**GIVEN REQUEST**
Pick out all lines in the listing holding the string "What" and copy them.

Data extracted from a collection:
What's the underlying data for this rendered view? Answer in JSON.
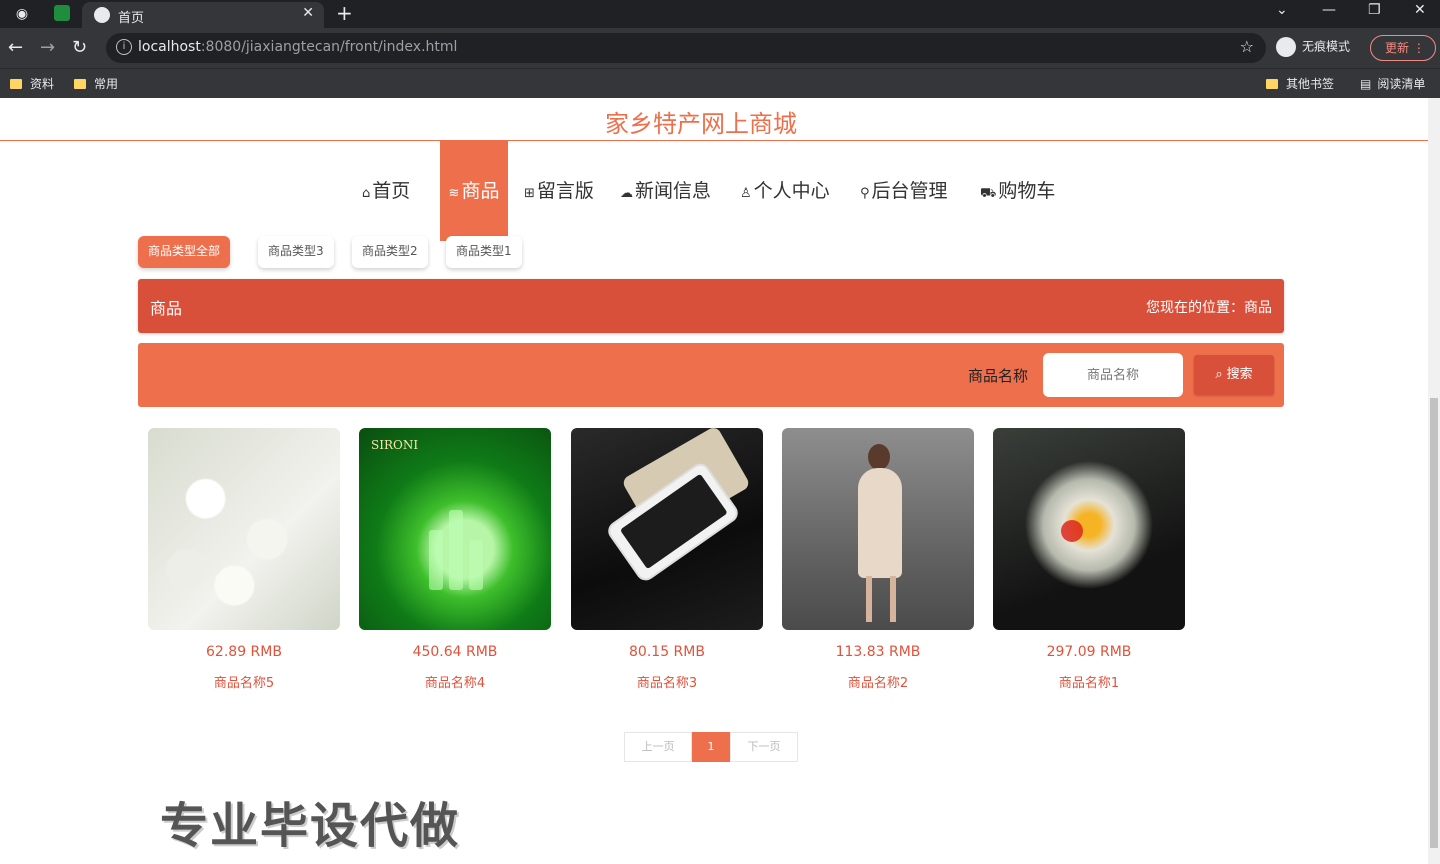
{
  "browser": {
    "tab_title": "首页",
    "url_host": "localhost",
    "url_rest": ":8080/jiaxiangtecan/front/index.html",
    "incognito_label": "无痕模式",
    "update_label": "更新",
    "bookmarks": [
      "资料",
      "常用"
    ],
    "bookmarks_right": [
      "其他书签",
      "阅读清单"
    ]
  },
  "site": {
    "title": "家乡特产网上商城"
  },
  "nav": {
    "items": [
      {
        "icon": "home-icon",
        "label": "首页"
      },
      {
        "icon": "layers-icon",
        "label": "商品"
      },
      {
        "icon": "gift-icon",
        "label": "留言版"
      },
      {
        "icon": "cloud-icon",
        "label": "新闻信息"
      },
      {
        "icon": "user-icon",
        "label": "个人中心"
      },
      {
        "icon": "link-icon",
        "label": "后台管理"
      },
      {
        "icon": "cart-icon",
        "label": "购物车"
      }
    ],
    "active_index": 1
  },
  "types": [
    "商品类型全部",
    "商品类型3",
    "商品类型2",
    "商品类型1"
  ],
  "location": {
    "section": "商品",
    "breadcrumb": "您现在的位置：商品"
  },
  "search": {
    "label": "商品名称",
    "placeholder": "商品名称",
    "button": "搜索"
  },
  "products": [
    {
      "price": "62.89 RMB",
      "name": "商品名称5"
    },
    {
      "price": "450.64 RMB",
      "name": "商品名称4"
    },
    {
      "price": "80.15 RMB",
      "name": "商品名称3"
    },
    {
      "price": "113.83 RMB",
      "name": "商品名称2"
    },
    {
      "price": "297.09 RMB",
      "name": "商品名称1"
    }
  ],
  "pager": {
    "prev": "上一页",
    "current": "1",
    "next": "下一页"
  },
  "overlay_text": "专业毕设代做",
  "colors": {
    "accent": "#ee6f4c",
    "accent_dark": "#d9503a",
    "price": "#e0533b"
  }
}
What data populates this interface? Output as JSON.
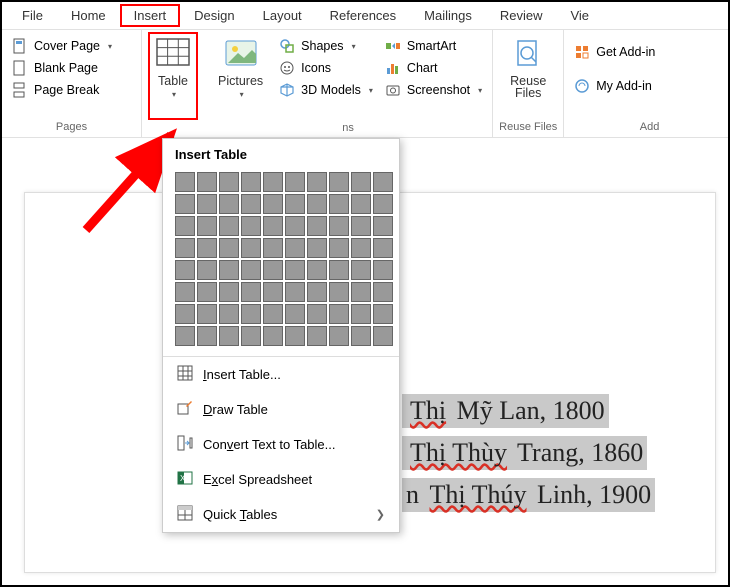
{
  "tabs": {
    "file": "File",
    "home": "Home",
    "insert": "Insert",
    "design": "Design",
    "layout": "Layout",
    "references": "References",
    "mailings": "Mailings",
    "review": "Review",
    "view": "Vie"
  },
  "pages": {
    "cover": "Cover Page",
    "blank": "Blank Page",
    "break": "Page Break",
    "group": "Pages"
  },
  "table": {
    "label": "Table"
  },
  "pictures": {
    "label": "Pictures"
  },
  "illus": {
    "shapes": "Shapes",
    "icons": "Icons",
    "models": "3D Models",
    "smartart": "SmartArt",
    "chart": "Chart",
    "screenshot": "Screenshot",
    "group": "ns"
  },
  "reuse": {
    "label": "Reuse",
    "label2": "Files",
    "group": "Reuse Files"
  },
  "addins": {
    "get": "Get Add-in",
    "my": "My Add-in",
    "group": "Add"
  },
  "dropdown": {
    "title": "Insert Table",
    "grid_cols": 10,
    "grid_rows": 8,
    "insert": "Insert Table...",
    "draw": "Draw Table",
    "convert": "Convert Text to Table...",
    "excel": "Excel Spreadsheet",
    "quick": "Quick Tables",
    "keys": {
      "insert": "I",
      "draw": "D",
      "convert": "v",
      "excel": "x",
      "quick": "T"
    }
  },
  "doc": {
    "line1": " Thị Mỹ Lan, 1800",
    "line2": " Thị Thùy Trang, 1860",
    "line3": "n Thị Thúy Linh, 1900"
  }
}
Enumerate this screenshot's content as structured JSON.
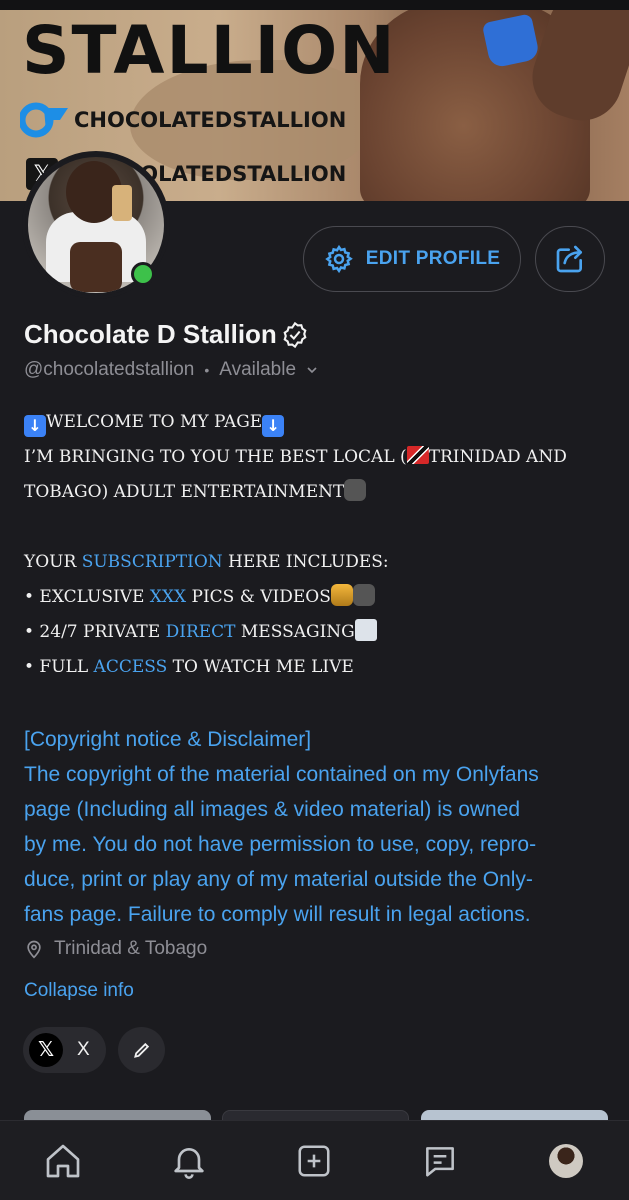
{
  "banner": {
    "brand": "STALLION",
    "onlyfans_handle": "CHOCOLATEDSTALLION",
    "x_handle": "CHOCOLATEDSTALLION"
  },
  "profile": {
    "display_name": "Chocolate D Stallion",
    "username": "@chocolatedstallion",
    "separator": "•",
    "status": "Available",
    "online": true
  },
  "actions": {
    "edit_label": "EDIT PROFILE"
  },
  "bio": {
    "welcome": "WELCOME TO MY PAGE",
    "intro_a": "I’M BRINGING TO YOU THE BEST LOCAL (",
    "intro_b": "TRINIDAD AND",
    "intro_c": "TOBAGO) ADULT ENTERTAINMENT",
    "sub_a": "YOUR ",
    "sub_link": "SUBSCRIPTION",
    "sub_b": " HERE INCLUDES:",
    "b1_a": "• EXCLUSIVE ",
    "b1_link": "XXX",
    "b1_b": " PICS & VIDEOS",
    "b2_a": "• 24/7 PRIVATE ",
    "b2_link": "DIRECT",
    "b2_b": " MESSAGING",
    "b3_a": "• FULL ",
    "b3_link": "ACCESS",
    "b3_b": " TO WATCH ME LIVE"
  },
  "copyright": {
    "lines": [
      "[Copyright notice & Disclaimer]",
      "The copyright of the material contained on my Onlyfans",
      "page (Including all images & video material) is owned",
      "by me. You do not have permission to use, copy, repro-",
      "duce, print or play any of my material outside the Only-",
      "fans page. Failure to comply will result in legal actions."
    ]
  },
  "location": "Trinidad & Tobago",
  "collapse_label": "Collapse info",
  "socials": {
    "x_label": "X"
  },
  "colors": {
    "accent": "#4aa3ef",
    "background": "#1b1b1f",
    "muted": "#8e8e95",
    "online": "#3dc14a"
  },
  "nav": {
    "icons": [
      "home-icon",
      "bell-icon",
      "add-post-icon",
      "messages-icon",
      "profile-avatar"
    ]
  }
}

**REPLY TO THE TASK**
What's the underlying data for this rendered view? Answer in JSON.
What data populates this interface? Output as JSON.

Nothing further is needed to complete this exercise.